Collected data
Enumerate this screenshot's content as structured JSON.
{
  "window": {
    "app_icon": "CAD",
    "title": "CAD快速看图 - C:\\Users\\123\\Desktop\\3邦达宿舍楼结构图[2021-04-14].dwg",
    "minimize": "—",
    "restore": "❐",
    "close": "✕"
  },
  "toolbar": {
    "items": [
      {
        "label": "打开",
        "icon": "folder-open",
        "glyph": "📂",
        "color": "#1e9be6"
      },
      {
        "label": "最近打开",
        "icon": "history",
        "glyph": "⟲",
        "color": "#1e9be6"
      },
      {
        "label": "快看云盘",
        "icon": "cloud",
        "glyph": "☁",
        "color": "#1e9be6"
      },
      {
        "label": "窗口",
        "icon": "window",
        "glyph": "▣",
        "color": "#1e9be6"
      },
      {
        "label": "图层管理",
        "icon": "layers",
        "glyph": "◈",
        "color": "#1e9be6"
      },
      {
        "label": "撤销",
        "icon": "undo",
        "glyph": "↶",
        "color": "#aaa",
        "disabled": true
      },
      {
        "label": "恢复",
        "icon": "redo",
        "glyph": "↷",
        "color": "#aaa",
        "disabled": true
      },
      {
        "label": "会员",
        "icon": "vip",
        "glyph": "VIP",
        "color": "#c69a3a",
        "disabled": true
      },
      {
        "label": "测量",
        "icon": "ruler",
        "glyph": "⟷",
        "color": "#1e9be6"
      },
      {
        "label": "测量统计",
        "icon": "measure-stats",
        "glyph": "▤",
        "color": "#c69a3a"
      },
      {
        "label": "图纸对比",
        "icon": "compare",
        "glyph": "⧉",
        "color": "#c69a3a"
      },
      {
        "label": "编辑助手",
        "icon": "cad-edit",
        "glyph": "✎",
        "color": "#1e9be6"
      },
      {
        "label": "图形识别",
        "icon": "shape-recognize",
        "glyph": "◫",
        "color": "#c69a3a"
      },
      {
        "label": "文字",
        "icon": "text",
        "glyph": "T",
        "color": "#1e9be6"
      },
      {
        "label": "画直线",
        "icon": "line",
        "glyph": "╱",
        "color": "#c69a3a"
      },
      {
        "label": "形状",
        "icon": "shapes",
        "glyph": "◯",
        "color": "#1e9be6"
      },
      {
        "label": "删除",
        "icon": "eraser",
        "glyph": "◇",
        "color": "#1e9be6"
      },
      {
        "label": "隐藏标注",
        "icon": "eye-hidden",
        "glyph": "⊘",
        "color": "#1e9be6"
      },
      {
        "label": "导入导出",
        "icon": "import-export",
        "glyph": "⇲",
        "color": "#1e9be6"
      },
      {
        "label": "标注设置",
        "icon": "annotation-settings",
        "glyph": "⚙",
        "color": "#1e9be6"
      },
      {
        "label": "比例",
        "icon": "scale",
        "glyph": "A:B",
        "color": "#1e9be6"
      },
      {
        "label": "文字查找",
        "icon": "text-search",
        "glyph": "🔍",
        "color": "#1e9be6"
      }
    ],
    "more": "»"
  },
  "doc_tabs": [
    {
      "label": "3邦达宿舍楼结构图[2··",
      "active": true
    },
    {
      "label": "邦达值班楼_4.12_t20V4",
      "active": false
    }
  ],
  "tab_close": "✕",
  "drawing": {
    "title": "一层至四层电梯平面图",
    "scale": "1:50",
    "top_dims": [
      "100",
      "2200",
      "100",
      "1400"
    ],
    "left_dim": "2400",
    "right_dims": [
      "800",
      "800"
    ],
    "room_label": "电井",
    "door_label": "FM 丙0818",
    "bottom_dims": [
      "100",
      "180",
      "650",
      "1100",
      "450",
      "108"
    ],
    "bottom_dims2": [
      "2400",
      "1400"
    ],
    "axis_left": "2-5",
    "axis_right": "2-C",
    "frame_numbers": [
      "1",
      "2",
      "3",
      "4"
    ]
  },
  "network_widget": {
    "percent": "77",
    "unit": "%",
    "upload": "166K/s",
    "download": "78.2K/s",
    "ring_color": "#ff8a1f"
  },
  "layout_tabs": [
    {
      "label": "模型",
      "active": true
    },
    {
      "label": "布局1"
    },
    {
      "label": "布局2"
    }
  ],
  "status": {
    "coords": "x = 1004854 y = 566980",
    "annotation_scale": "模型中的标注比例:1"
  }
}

→ What the task requires
Reproduce the full listing word for word.

→ The reply
Enumerate this screenshot's content as structured JSON.
{
  "window": {
    "app_icon": "CAD",
    "title": "CAD快速看图 - C:\\Users\\123\\Desktop\\3邦达宿舍楼结构图[2021-04-14].dwg",
    "minimize": "—",
    "restore": "❐",
    "close": "✕"
  },
  "toolbar": {
    "items": [
      {
        "label": "打开",
        "icon": "folder-open",
        "glyph": "📂",
        "color": "#1e9be6"
      },
      {
        "label": "最近打开",
        "icon": "history",
        "glyph": "⟲",
        "color": "#1e9be6"
      },
      {
        "label": "快看云盘",
        "icon": "cloud",
        "glyph": "☁",
        "color": "#1e9be6"
      },
      {
        "label": "窗口",
        "icon": "window",
        "glyph": "▣",
        "color": "#1e9be6"
      },
      {
        "label": "图层管理",
        "icon": "layers",
        "glyph": "◈",
        "color": "#1e9be6"
      },
      {
        "label": "撤销",
        "icon": "undo",
        "glyph": "↶",
        "color": "#aaa",
        "disabled": true
      },
      {
        "label": "恢复",
        "icon": "redo",
        "glyph": "↷",
        "color": "#aaa",
        "disabled": true
      },
      {
        "label": "会员",
        "icon": "vip",
        "glyph": "VIP",
        "color": "#c69a3a",
        "disabled": true
      },
      {
        "label": "测量",
        "icon": "ruler",
        "glyph": "⟷",
        "color": "#1e9be6"
      },
      {
        "label": "测量统计",
        "icon": "measure-stats",
        "glyph": "▤",
        "color": "#c69a3a"
      },
      {
        "label": "图纸对比",
        "icon": "compare",
        "glyph": "⧉",
        "color": "#c69a3a"
      },
      {
        "label": "编辑助手",
        "icon": "cad-edit",
        "glyph": "✎",
        "color": "#1e9be6"
      },
      {
        "label": "图形识别",
        "icon": "shape-recognize",
        "glyph": "◫",
        "color": "#c69a3a"
      },
      {
        "label": "文字",
        "icon": "text",
        "glyph": "T",
        "color": "#1e9be6"
      },
      {
        "label": "画直线",
        "icon": "line",
        "glyph": "╱",
        "color": "#c69a3a"
      },
      {
        "label": "形状",
        "icon": "shapes",
        "glyph": "◯",
        "color": "#1e9be6"
      },
      {
        "label": "删除",
        "icon": "eraser",
        "glyph": "◇",
        "color": "#1e9be6"
      },
      {
        "label": "隐藏标注",
        "icon": "eye-hidden",
        "glyph": "⊘",
        "color": "#1e9be6"
      },
      {
        "label": "导入导出",
        "icon": "import-export",
        "glyph": "⇲",
        "color": "#1e9be6"
      },
      {
        "label": "标注设置",
        "icon": "annotation-settings",
        "glyph": "⚙",
        "color": "#1e9be6"
      },
      {
        "label": "比例",
        "icon": "scale",
        "glyph": "A:B",
        "color": "#1e9be6"
      },
      {
        "label": "文字查找",
        "icon": "text-search",
        "glyph": "🔍",
        "color": "#1e9be6"
      }
    ],
    "more": "»"
  },
  "doc_tabs": [
    {
      "label": "3邦达宿舍楼结构图[2··",
      "active": true
    },
    {
      "label": "邦达值班楼_4.12_t20V4",
      "active": false
    }
  ],
  "tab_close": "✕",
  "drawing": {
    "title": "一层至四层电梯平面图",
    "scale": "1:50",
    "top_dims": [
      "100",
      "2200",
      "100",
      "1400"
    ],
    "left_dim": "2400",
    "right_dims": [
      "800",
      "800"
    ],
    "room_label": "电井",
    "door_label": "FM 丙0818",
    "bottom_dims": [
      "100",
      "180",
      "650",
      "1100",
      "450",
      "108"
    ],
    "bottom_dims2": [
      "2400",
      "1400"
    ],
    "axis_left": "2-5",
    "axis_right": "2-C",
    "frame_numbers": [
      "1",
      "2",
      "3",
      "4"
    ]
  },
  "network_widget": {
    "percent": "77",
    "unit": "%",
    "upload": "166K/s",
    "download": "78.2K/s",
    "ring_color": "#ff8a1f"
  },
  "layout_tabs": [
    {
      "label": "模型",
      "active": true
    },
    {
      "label": "布局1"
    },
    {
      "label": "布局2"
    }
  ],
  "status": {
    "coords": "x = 1004854 y = 566980",
    "annotation_scale": "模型中的标注比例:1"
  }
}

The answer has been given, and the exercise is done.